Written task: Copy each line with the word "swot" in it.

Extracts from a graphics dataset:
╔══
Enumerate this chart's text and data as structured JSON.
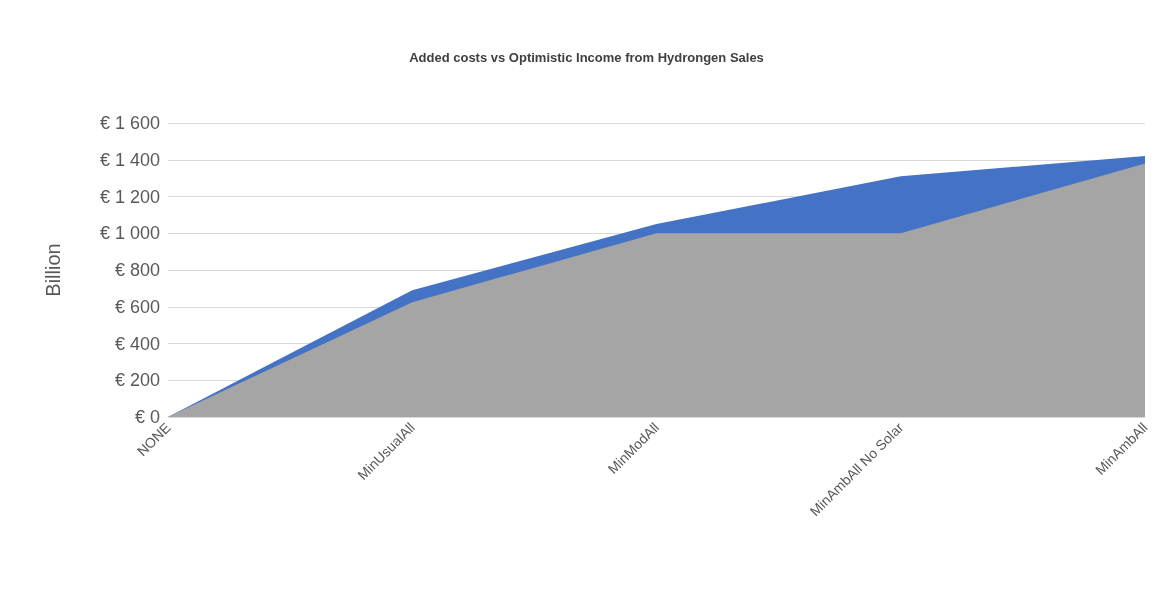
{
  "chart_data": {
    "type": "area",
    "title": "Added costs vs Optimistic Income from Hydrongen Sales",
    "ylabel": "Billion",
    "categories": [
      "NONE",
      "MinUsualAll",
      "MinModAll",
      "MinAmbAll No Solar",
      "MinAmbAll"
    ],
    "series": [
      {
        "color": "#4472c4",
        "values": [
          0,
          690,
          1050,
          1310,
          1420
        ]
      },
      {
        "color": "#a5a5a5",
        "values": [
          0,
          625,
          1000,
          1000,
          1380
        ]
      }
    ],
    "ylim": [
      0,
      1600
    ],
    "yticks": [
      {
        "value": 0,
        "label": "€ 0"
      },
      {
        "value": 200,
        "label": "€ 200"
      },
      {
        "value": 400,
        "label": "€ 400"
      },
      {
        "value": 600,
        "label": "€ 600"
      },
      {
        "value": 800,
        "label": "€ 800"
      },
      {
        "value": 1000,
        "label": "€ 1 000"
      },
      {
        "value": 1200,
        "label": "€ 1 200"
      },
      {
        "value": 1400,
        "label": "€ 1 400"
      },
      {
        "value": 1600,
        "label": "€ 1 600"
      }
    ],
    "grid": "y"
  }
}
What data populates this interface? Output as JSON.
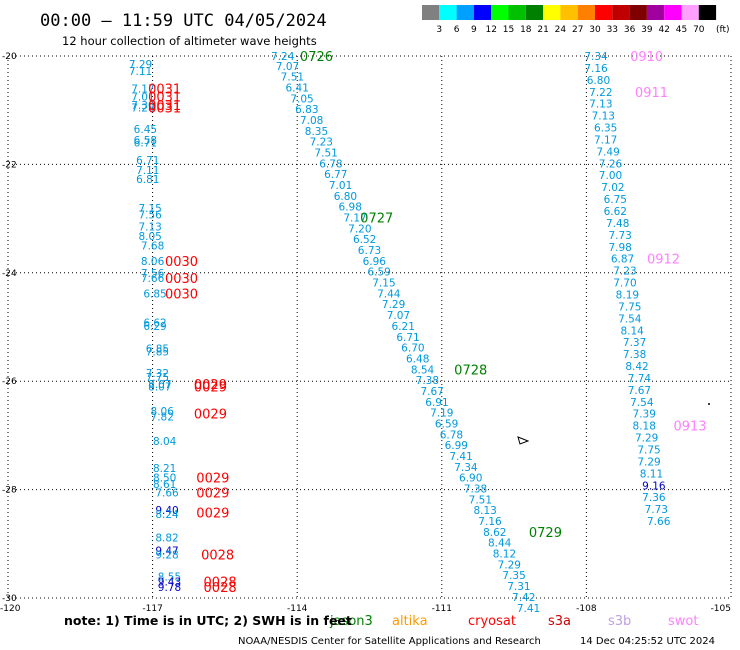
{
  "header": {
    "title": "00:00 – 11:59 UTC 04/05/2024",
    "subtitle": "12 hour collection of altimeter wave heights"
  },
  "color_scale": {
    "unit": "(ft)",
    "labels": [
      "3",
      "6",
      "9",
      "12",
      "15",
      "18",
      "21",
      "24",
      "27",
      "30",
      "33",
      "36",
      "39",
      "42",
      "45",
      "70"
    ],
    "colors": [
      "#808080",
      "#00ffff",
      "#00a0ff",
      "#0000ff",
      "#00ff00",
      "#00c000",
      "#008000",
      "#ffff00",
      "#ffc000",
      "#ff8000",
      "#ff0000",
      "#c00000",
      "#800000",
      "#a000a0",
      "#ff00ff",
      "#ffa0ff",
      "#000000"
    ]
  },
  "footer": {
    "note": "note:  1) Time is in UTC;  2) SWH is in feet",
    "credit": "NOAA/NESDIS Center for Satellite Applications and Research",
    "timestamp": "14 Dec 04:25:52 UTC 2024"
  },
  "legend": [
    {
      "label": "jason3",
      "color": "#008000"
    },
    {
      "label": "altika",
      "color": "#ff9900"
    },
    {
      "label": "cryosat",
      "color": "#ff0000"
    },
    {
      "label": "s3a",
      "color": "#cc0000"
    },
    {
      "label": "s3b",
      "color": "#c0a0e0"
    },
    {
      "label": "swot",
      "color": "#ff80ff"
    }
  ],
  "chart_data": {
    "type": "scatter",
    "xlabel": "",
    "ylabel": "",
    "xlim": [
      -120,
      -105
    ],
    "ylim": [
      -30,
      -20
    ],
    "xticks": [
      -120,
      -117,
      -114,
      -111,
      -108,
      -105
    ],
    "yticks": [
      -20,
      -22,
      -24,
      -26,
      -28,
      -30
    ],
    "xtick_labels": [
      "-120",
      "-117",
      "-114",
      "-111",
      "-108",
      "-105"
    ],
    "ytick_labels": [
      "-20",
      "-22",
      "-24",
      "-26",
      "-28",
      "-30"
    ],
    "grid": true,
    "colors": {
      "swh": "#0099dd",
      "swh_high": "#0000cc",
      "cryosat": "#ff0000",
      "jason3": "#008000",
      "swot": "#ff80ff"
    },
    "tracks": [
      {
        "satellite": "cryosat",
        "points": [
          {
            "lon": -117.25,
            "lat": -20.15,
            "v": "7.29"
          },
          {
            "lon": -117.25,
            "lat": -20.28,
            "v": "7.11"
          },
          {
            "lon": -117.2,
            "lat": -20.6,
            "v": "7.17"
          },
          {
            "lon": -117.2,
            "lat": -20.75,
            "v": "7.01"
          },
          {
            "lon": -117.2,
            "lat": -20.9,
            "v": "7.30"
          },
          {
            "lon": -117.2,
            "lat": -20.95,
            "v": "7.28"
          },
          {
            "lon": -117.15,
            "lat": -21.35,
            "v": "6.45"
          },
          {
            "lon": -117.15,
            "lat": -21.55,
            "v": "6.58"
          },
          {
            "lon": -117.15,
            "lat": -21.6,
            "v": "6.71"
          },
          {
            "lon": -117.1,
            "lat": -21.92,
            "v": "6.71"
          },
          {
            "lon": -117.1,
            "lat": -22.1,
            "v": "7.11"
          },
          {
            "lon": -117.1,
            "lat": -22.27,
            "v": "6.81"
          },
          {
            "lon": -117.05,
            "lat": -22.8,
            "v": "7.15"
          },
          {
            "lon": -117.05,
            "lat": -22.92,
            "v": "7.56"
          },
          {
            "lon": -117.05,
            "lat": -23.15,
            "v": "7.13"
          },
          {
            "lon": -117.05,
            "lat": -23.32,
            "v": "8.05"
          },
          {
            "lon": -117.0,
            "lat": -23.5,
            "v": "7.68"
          },
          {
            "lon": -117.0,
            "lat": -23.78,
            "v": "8.06"
          },
          {
            "lon": -117.0,
            "lat": -24.0,
            "v": "7.56"
          },
          {
            "lon": -117.0,
            "lat": -24.1,
            "v": "7.66"
          },
          {
            "lon": -116.95,
            "lat": -24.38,
            "v": "6.85"
          },
          {
            "lon": -116.95,
            "lat": -24.92,
            "v": "6.62"
          },
          {
            "lon": -116.95,
            "lat": -24.98,
            "v": "6.29"
          },
          {
            "lon": -116.9,
            "lat": -25.4,
            "v": "6.85"
          },
          {
            "lon": -116.9,
            "lat": -25.45,
            "v": "7.85"
          },
          {
            "lon": -116.9,
            "lat": -25.85,
            "v": "7.32"
          },
          {
            "lon": -116.9,
            "lat": -25.92,
            "v": "7.75"
          },
          {
            "lon": -116.85,
            "lat": -26.05,
            "v": "8.07"
          },
          {
            "lon": -116.85,
            "lat": -26.1,
            "v": "8.07"
          },
          {
            "lon": -116.8,
            "lat": -26.55,
            "v": "8.06"
          },
          {
            "lon": -116.8,
            "lat": -26.65,
            "v": "7.82"
          },
          {
            "lon": -116.75,
            "lat": -27.1,
            "v": "8.04"
          },
          {
            "lon": -116.75,
            "lat": -27.6,
            "v": "8.21"
          },
          {
            "lon": -116.75,
            "lat": -27.78,
            "v": "8.50"
          },
          {
            "lon": -116.75,
            "lat": -27.9,
            "v": "8.61"
          },
          {
            "lon": -116.7,
            "lat": -28.05,
            "v": "7.66"
          },
          {
            "lon": -116.7,
            "lat": -28.38,
            "v": "9.40",
            "high": true
          },
          {
            "lon": -116.7,
            "lat": -28.45,
            "v": "8.24"
          },
          {
            "lon": -116.7,
            "lat": -28.88,
            "v": "8.82"
          },
          {
            "lon": -116.7,
            "lat": -29.12,
            "v": "9.47",
            "high": true
          },
          {
            "lon": -116.7,
            "lat": -29.2,
            "v": "9.28"
          },
          {
            "lon": -116.65,
            "lat": -29.6,
            "v": "8.55"
          },
          {
            "lon": -116.65,
            "lat": -29.7,
            "v": "9.43",
            "high": true
          },
          {
            "lon": -116.65,
            "lat": -29.8,
            "v": "9.78",
            "high": true
          }
        ],
        "time_labels": [
          {
            "lon": -116.75,
            "lat": -20.6,
            "t": "0031"
          },
          {
            "lon": -116.75,
            "lat": -20.75,
            "t": "0031"
          },
          {
            "lon": -116.75,
            "lat": -20.9,
            "t": "0031"
          },
          {
            "lon": -116.75,
            "lat": -20.95,
            "t": "0031"
          },
          {
            "lon": -116.4,
            "lat": -23.78,
            "t": "0030"
          },
          {
            "lon": -116.4,
            "lat": -24.1,
            "t": "0030"
          },
          {
            "lon": -116.4,
            "lat": -24.38,
            "t": "0030"
          },
          {
            "lon": -115.8,
            "lat": -26.05,
            "t": "0029"
          },
          {
            "lon": -115.8,
            "lat": -26.1,
            "t": "0029"
          },
          {
            "lon": -115.8,
            "lat": -26.6,
            "t": "0029"
          },
          {
            "lon": -115.75,
            "lat": -27.78,
            "t": "0029"
          },
          {
            "lon": -115.75,
            "lat": -28.05,
            "t": "0029"
          },
          {
            "lon": -115.75,
            "lat": -28.42,
            "t": "0029"
          },
          {
            "lon": -115.65,
            "lat": -29.2,
            "t": "0028"
          },
          {
            "lon": -115.6,
            "lat": -29.7,
            "t": "0028"
          },
          {
            "lon": -115.6,
            "lat": -29.8,
            "t": "0028"
          }
        ]
      },
      {
        "satellite": "jason3",
        "points": [
          {
            "lon": -114.3,
            "lat": -20.0,
            "v": "7.24"
          },
          {
            "lon": -114.2,
            "lat": -20.18,
            "v": "7.07"
          },
          {
            "lon": -114.1,
            "lat": -20.38,
            "v": "7.51"
          },
          {
            "lon": -114.0,
            "lat": -20.58,
            "v": "6.41"
          },
          {
            "lon": -113.9,
            "lat": -20.78,
            "v": "7.05"
          },
          {
            "lon": -113.8,
            "lat": -20.98,
            "v": "6.83"
          },
          {
            "lon": -113.7,
            "lat": -21.18,
            "v": "7.08"
          },
          {
            "lon": -113.6,
            "lat": -21.38,
            "v": "8.35"
          },
          {
            "lon": -113.5,
            "lat": -21.58,
            "v": "7.23"
          },
          {
            "lon": -113.4,
            "lat": -21.78,
            "v": "7.51"
          },
          {
            "lon": -113.3,
            "lat": -21.98,
            "v": "6.78"
          },
          {
            "lon": -113.2,
            "lat": -22.18,
            "v": "6.77"
          },
          {
            "lon": -113.1,
            "lat": -22.38,
            "v": "7.01"
          },
          {
            "lon": -113.0,
            "lat": -22.58,
            "v": "6.80"
          },
          {
            "lon": -112.9,
            "lat": -22.78,
            "v": "6.98"
          },
          {
            "lon": -112.8,
            "lat": -22.98,
            "v": "7.17"
          },
          {
            "lon": -112.7,
            "lat": -23.18,
            "v": "7.20"
          },
          {
            "lon": -112.6,
            "lat": -23.38,
            "v": "6.52"
          },
          {
            "lon": -112.5,
            "lat": -23.58,
            "v": "6.73"
          },
          {
            "lon": -112.4,
            "lat": -23.78,
            "v": "6.96"
          },
          {
            "lon": -112.3,
            "lat": -23.98,
            "v": "6.59"
          },
          {
            "lon": -112.2,
            "lat": -24.18,
            "v": "7.15"
          },
          {
            "lon": -112.1,
            "lat": -24.38,
            "v": "7.44"
          },
          {
            "lon": -112.0,
            "lat": -24.58,
            "v": "7.29"
          },
          {
            "lon": -111.9,
            "lat": -24.78,
            "v": "7.07"
          },
          {
            "lon": -111.8,
            "lat": -24.98,
            "v": "6.21"
          },
          {
            "lon": -111.7,
            "lat": -25.18,
            "v": "6.71"
          },
          {
            "lon": -111.6,
            "lat": -25.38,
            "v": "6.70"
          },
          {
            "lon": -111.5,
            "lat": -25.58,
            "v": "6.48"
          },
          {
            "lon": -111.4,
            "lat": -25.78,
            "v": "8.54"
          },
          {
            "lon": -111.3,
            "lat": -25.98,
            "v": "7.38"
          },
          {
            "lon": -111.2,
            "lat": -26.18,
            "v": "7.67"
          },
          {
            "lon": -111.1,
            "lat": -26.38,
            "v": "6.91"
          },
          {
            "lon": -111.0,
            "lat": -26.58,
            "v": "7.19"
          },
          {
            "lon": -110.9,
            "lat": -26.78,
            "v": "6.59"
          },
          {
            "lon": -110.8,
            "lat": -26.98,
            "v": "6.78"
          },
          {
            "lon": -110.7,
            "lat": -27.18,
            "v": "6.99"
          },
          {
            "lon": -110.6,
            "lat": -27.38,
            "v": "7.41"
          },
          {
            "lon": -110.5,
            "lat": -27.58,
            "v": "7.34"
          },
          {
            "lon": -110.4,
            "lat": -27.78,
            "v": "6.90"
          },
          {
            "lon": -110.3,
            "lat": -27.98,
            "v": "7.38"
          },
          {
            "lon": -110.2,
            "lat": -28.18,
            "v": "7.51"
          },
          {
            "lon": -110.1,
            "lat": -28.38,
            "v": "8.13"
          },
          {
            "lon": -110.0,
            "lat": -28.58,
            "v": "7.16"
          },
          {
            "lon": -109.9,
            "lat": -28.78,
            "v": "8.62"
          },
          {
            "lon": -109.8,
            "lat": -28.98,
            "v": "8.44"
          },
          {
            "lon": -109.7,
            "lat": -29.18,
            "v": "8.12"
          },
          {
            "lon": -109.6,
            "lat": -29.38,
            "v": "7.29"
          },
          {
            "lon": -109.5,
            "lat": -29.58,
            "v": "7.35"
          },
          {
            "lon": -109.4,
            "lat": -29.78,
            "v": "7.31"
          },
          {
            "lon": -109.3,
            "lat": -29.98,
            "v": "7.42"
          },
          {
            "lon": -109.2,
            "lat": -30.18,
            "v": "7.41"
          }
        ],
        "time_labels": [
          {
            "lon": -113.6,
            "lat": -20.0,
            "t": "0726"
          },
          {
            "lon": -112.35,
            "lat": -22.98,
            "t": "0727"
          },
          {
            "lon": -110.4,
            "lat": -25.78,
            "t": "0728"
          },
          {
            "lon": -108.85,
            "lat": -28.78,
            "t": "0729"
          }
        ]
      },
      {
        "satellite": "swot",
        "points": [
          {
            "lon": -107.8,
            "lat": -20.0,
            "v": "7.34"
          },
          {
            "lon": -107.8,
            "lat": -20.22,
            "v": "7.16"
          },
          {
            "lon": -107.75,
            "lat": -20.44,
            "v": "6.80"
          },
          {
            "lon": -107.7,
            "lat": -20.66,
            "v": "7.22"
          },
          {
            "lon": -107.7,
            "lat": -20.88,
            "v": "7.13"
          },
          {
            "lon": -107.65,
            "lat": -21.1,
            "v": "7.13"
          },
          {
            "lon": -107.6,
            "lat": -21.32,
            "v": "6.35"
          },
          {
            "lon": -107.6,
            "lat": -21.54,
            "v": "7.17"
          },
          {
            "lon": -107.55,
            "lat": -21.76,
            "v": "7.49"
          },
          {
            "lon": -107.5,
            "lat": -21.98,
            "v": "7.26"
          },
          {
            "lon": -107.5,
            "lat": -22.2,
            "v": "7.00"
          },
          {
            "lon": -107.45,
            "lat": -22.42,
            "v": "7.02"
          },
          {
            "lon": -107.4,
            "lat": -22.64,
            "v": "6.75"
          },
          {
            "lon": -107.4,
            "lat": -22.86,
            "v": "6.62"
          },
          {
            "lon": -107.35,
            "lat": -23.08,
            "v": "7.48"
          },
          {
            "lon": -107.3,
            "lat": -23.3,
            "v": "7.73"
          },
          {
            "lon": -107.3,
            "lat": -23.52,
            "v": "7.98"
          },
          {
            "lon": -107.25,
            "lat": -23.74,
            "v": "6.87"
          },
          {
            "lon": -107.2,
            "lat": -23.96,
            "v": "7.23"
          },
          {
            "lon": -107.2,
            "lat": -24.18,
            "v": "7.70"
          },
          {
            "lon": -107.15,
            "lat": -24.4,
            "v": "8.19"
          },
          {
            "lon": -107.1,
            "lat": -24.62,
            "v": "7.75"
          },
          {
            "lon": -107.1,
            "lat": -24.84,
            "v": "7.54"
          },
          {
            "lon": -107.05,
            "lat": -25.06,
            "v": "8.14"
          },
          {
            "lon": -107.0,
            "lat": -25.28,
            "v": "7.37"
          },
          {
            "lon": -107.0,
            "lat": -25.5,
            "v": "7.38"
          },
          {
            "lon": -106.95,
            "lat": -25.72,
            "v": "8.42"
          },
          {
            "lon": -106.9,
            "lat": -25.94,
            "v": "7.74"
          },
          {
            "lon": -106.9,
            "lat": -26.16,
            "v": "7.67"
          },
          {
            "lon": -106.85,
            "lat": -26.38,
            "v": "7.54"
          },
          {
            "lon": -106.8,
            "lat": -26.6,
            "v": "7.39"
          },
          {
            "lon": -106.8,
            "lat": -26.82,
            "v": "8.18"
          },
          {
            "lon": -106.75,
            "lat": -27.04,
            "v": "7.29"
          },
          {
            "lon": -106.7,
            "lat": -27.26,
            "v": "7.75"
          },
          {
            "lon": -106.7,
            "lat": -27.48,
            "v": "7.29"
          },
          {
            "lon": -106.65,
            "lat": -27.7,
            "v": "8.11"
          },
          {
            "lon": -106.6,
            "lat": -27.92,
            "v": "9.16",
            "high": true
          },
          {
            "lon": -106.6,
            "lat": -28.14,
            "v": "7.36"
          },
          {
            "lon": -106.55,
            "lat": -28.36,
            "v": "7.73"
          },
          {
            "lon": -106.5,
            "lat": -28.58,
            "v": "7.66"
          }
        ],
        "time_labels": [
          {
            "lon": -106.75,
            "lat": -20.0,
            "t": "0910"
          },
          {
            "lon": -106.65,
            "lat": -20.66,
            "t": "0911"
          },
          {
            "lon": -106.4,
            "lat": -23.74,
            "t": "0912"
          },
          {
            "lon": -105.85,
            "lat": -26.82,
            "t": "0913"
          }
        ]
      }
    ]
  }
}
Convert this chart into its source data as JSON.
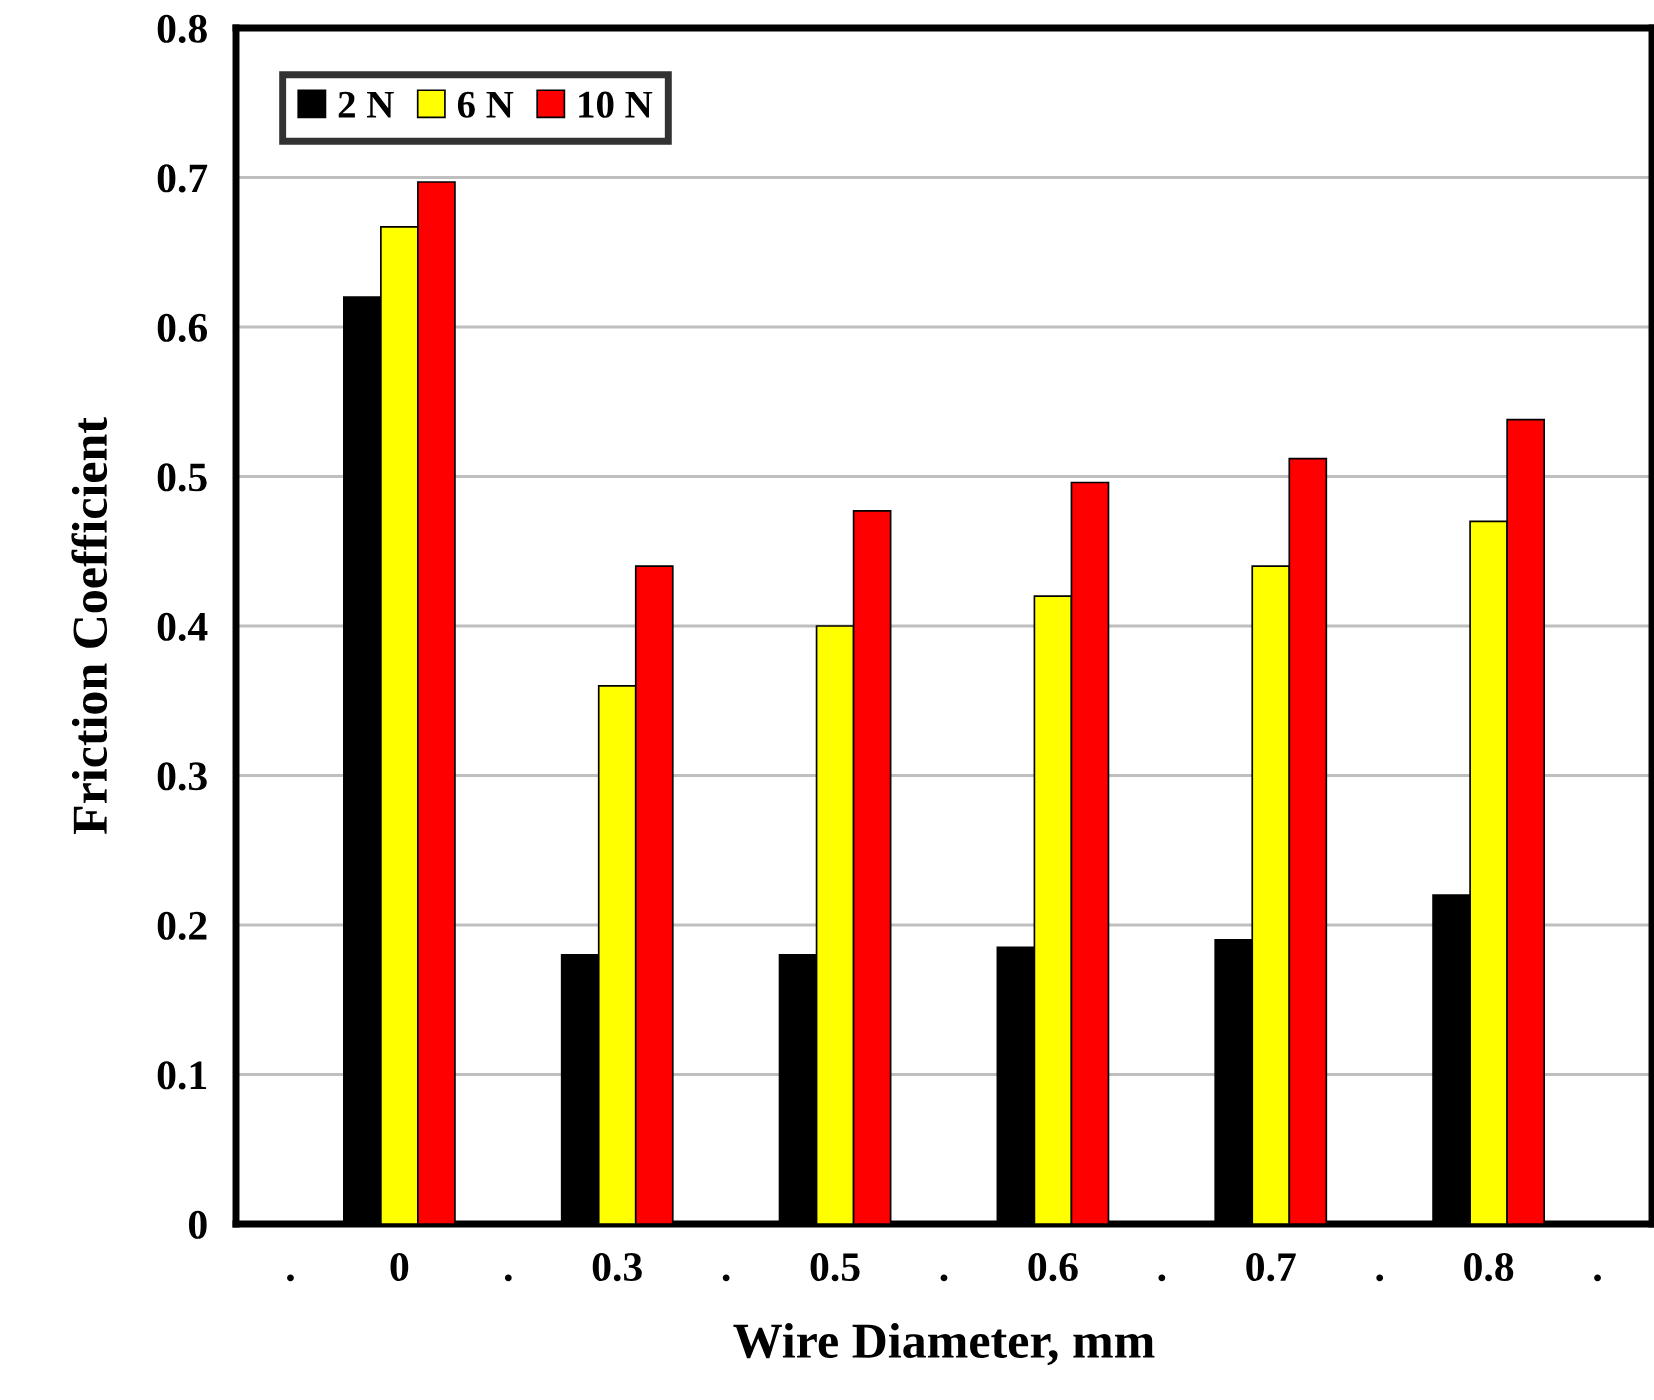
╚══
Result:
      "label": "swot",
      "swot": "#ff80ff"
        "satellite": "swot",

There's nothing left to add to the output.